Exercise goal: In the material below, identify each line bearing the word "price". Reproduce those lines.

^^^^^^^^

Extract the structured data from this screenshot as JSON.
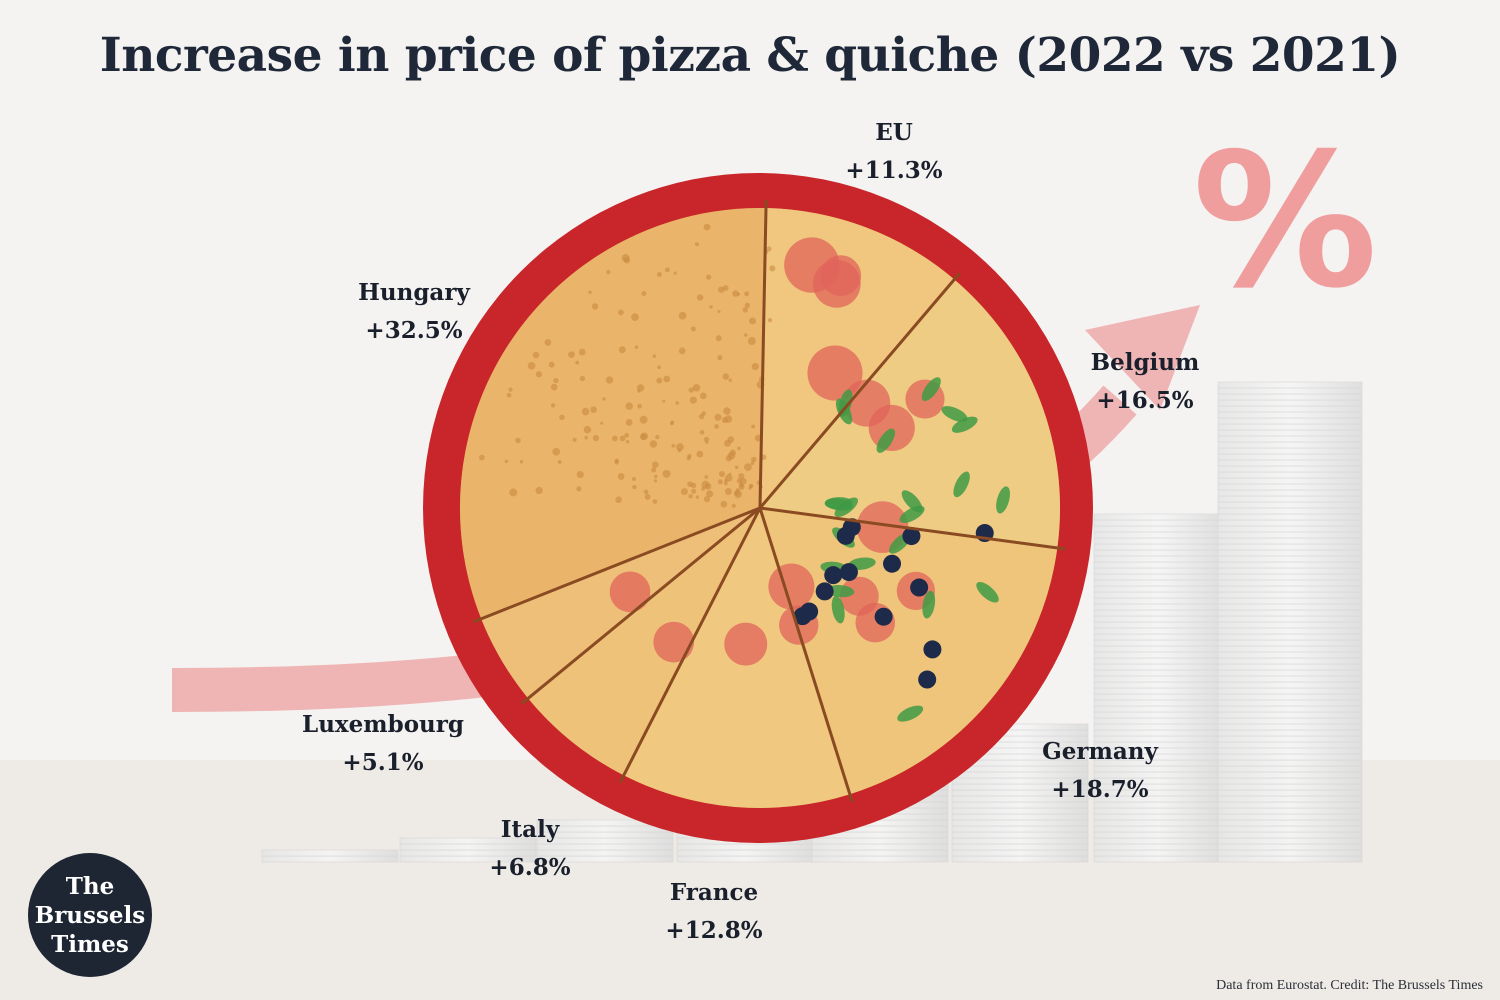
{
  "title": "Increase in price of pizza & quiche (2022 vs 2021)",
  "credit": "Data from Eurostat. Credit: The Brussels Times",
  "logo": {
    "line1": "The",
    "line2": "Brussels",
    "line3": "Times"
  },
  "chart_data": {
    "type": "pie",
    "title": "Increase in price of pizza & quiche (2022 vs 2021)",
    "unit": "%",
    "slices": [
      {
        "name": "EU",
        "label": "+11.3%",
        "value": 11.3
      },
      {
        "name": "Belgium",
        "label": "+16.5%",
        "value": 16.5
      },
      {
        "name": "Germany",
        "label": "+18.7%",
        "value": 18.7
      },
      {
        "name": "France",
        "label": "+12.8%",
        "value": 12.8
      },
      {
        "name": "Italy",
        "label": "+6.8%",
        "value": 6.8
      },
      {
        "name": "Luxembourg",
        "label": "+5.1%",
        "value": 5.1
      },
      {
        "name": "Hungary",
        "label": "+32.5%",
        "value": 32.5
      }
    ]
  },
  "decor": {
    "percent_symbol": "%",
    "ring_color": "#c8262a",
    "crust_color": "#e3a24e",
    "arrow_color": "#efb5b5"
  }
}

^^^^^^^^

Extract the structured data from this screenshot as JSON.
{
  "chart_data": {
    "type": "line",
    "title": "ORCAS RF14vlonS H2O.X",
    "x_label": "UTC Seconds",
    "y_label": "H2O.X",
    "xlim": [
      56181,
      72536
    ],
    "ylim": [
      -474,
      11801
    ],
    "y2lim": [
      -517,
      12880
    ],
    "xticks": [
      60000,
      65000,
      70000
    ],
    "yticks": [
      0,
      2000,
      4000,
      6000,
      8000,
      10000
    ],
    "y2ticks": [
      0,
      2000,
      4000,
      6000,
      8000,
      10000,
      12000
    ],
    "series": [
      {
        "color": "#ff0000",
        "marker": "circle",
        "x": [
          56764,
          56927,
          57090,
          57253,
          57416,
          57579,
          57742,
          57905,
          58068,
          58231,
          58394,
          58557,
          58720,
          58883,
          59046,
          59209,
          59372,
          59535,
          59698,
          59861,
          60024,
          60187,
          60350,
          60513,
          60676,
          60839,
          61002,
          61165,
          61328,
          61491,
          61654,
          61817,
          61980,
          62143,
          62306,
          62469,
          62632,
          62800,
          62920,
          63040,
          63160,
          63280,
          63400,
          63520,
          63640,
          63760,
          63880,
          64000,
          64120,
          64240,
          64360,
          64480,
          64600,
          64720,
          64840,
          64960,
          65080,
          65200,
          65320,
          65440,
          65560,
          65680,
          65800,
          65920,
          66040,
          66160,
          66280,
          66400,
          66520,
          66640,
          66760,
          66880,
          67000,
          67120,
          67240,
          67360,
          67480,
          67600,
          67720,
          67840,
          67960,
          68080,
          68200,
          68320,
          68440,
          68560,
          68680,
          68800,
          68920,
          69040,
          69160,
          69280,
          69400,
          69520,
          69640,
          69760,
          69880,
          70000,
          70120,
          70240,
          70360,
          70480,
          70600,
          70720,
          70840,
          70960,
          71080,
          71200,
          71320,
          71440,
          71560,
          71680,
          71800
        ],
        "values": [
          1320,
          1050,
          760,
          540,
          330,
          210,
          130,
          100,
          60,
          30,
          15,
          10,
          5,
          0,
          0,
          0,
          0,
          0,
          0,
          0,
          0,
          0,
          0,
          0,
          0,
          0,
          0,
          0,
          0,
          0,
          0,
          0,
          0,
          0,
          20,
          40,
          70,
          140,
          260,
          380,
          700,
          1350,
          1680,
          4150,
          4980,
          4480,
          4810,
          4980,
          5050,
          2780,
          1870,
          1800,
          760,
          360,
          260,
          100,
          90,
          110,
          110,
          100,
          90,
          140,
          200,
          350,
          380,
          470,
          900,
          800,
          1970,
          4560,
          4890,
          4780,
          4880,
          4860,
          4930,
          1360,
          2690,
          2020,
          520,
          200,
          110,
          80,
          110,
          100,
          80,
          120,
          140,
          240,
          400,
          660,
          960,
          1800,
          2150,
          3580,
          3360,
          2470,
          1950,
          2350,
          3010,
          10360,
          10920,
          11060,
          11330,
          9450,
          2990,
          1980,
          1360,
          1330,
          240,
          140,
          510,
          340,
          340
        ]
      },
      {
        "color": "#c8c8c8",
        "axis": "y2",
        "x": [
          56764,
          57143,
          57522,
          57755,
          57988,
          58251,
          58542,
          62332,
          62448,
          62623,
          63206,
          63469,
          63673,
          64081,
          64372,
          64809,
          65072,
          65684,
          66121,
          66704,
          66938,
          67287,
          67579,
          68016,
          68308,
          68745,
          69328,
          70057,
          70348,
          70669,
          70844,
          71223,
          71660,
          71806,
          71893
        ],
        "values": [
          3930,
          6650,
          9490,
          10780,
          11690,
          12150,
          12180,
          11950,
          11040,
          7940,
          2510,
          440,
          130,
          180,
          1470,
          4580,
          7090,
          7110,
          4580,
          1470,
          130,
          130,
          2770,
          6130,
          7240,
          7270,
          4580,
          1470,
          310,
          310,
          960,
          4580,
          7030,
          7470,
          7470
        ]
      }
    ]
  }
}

^^^^^^^^

Reply:
  "title": "Increase in price of pizza & quiche (2022 vs 2021)",
    "title": "Increase in price of pizza & quiche (2022 vs 2021)",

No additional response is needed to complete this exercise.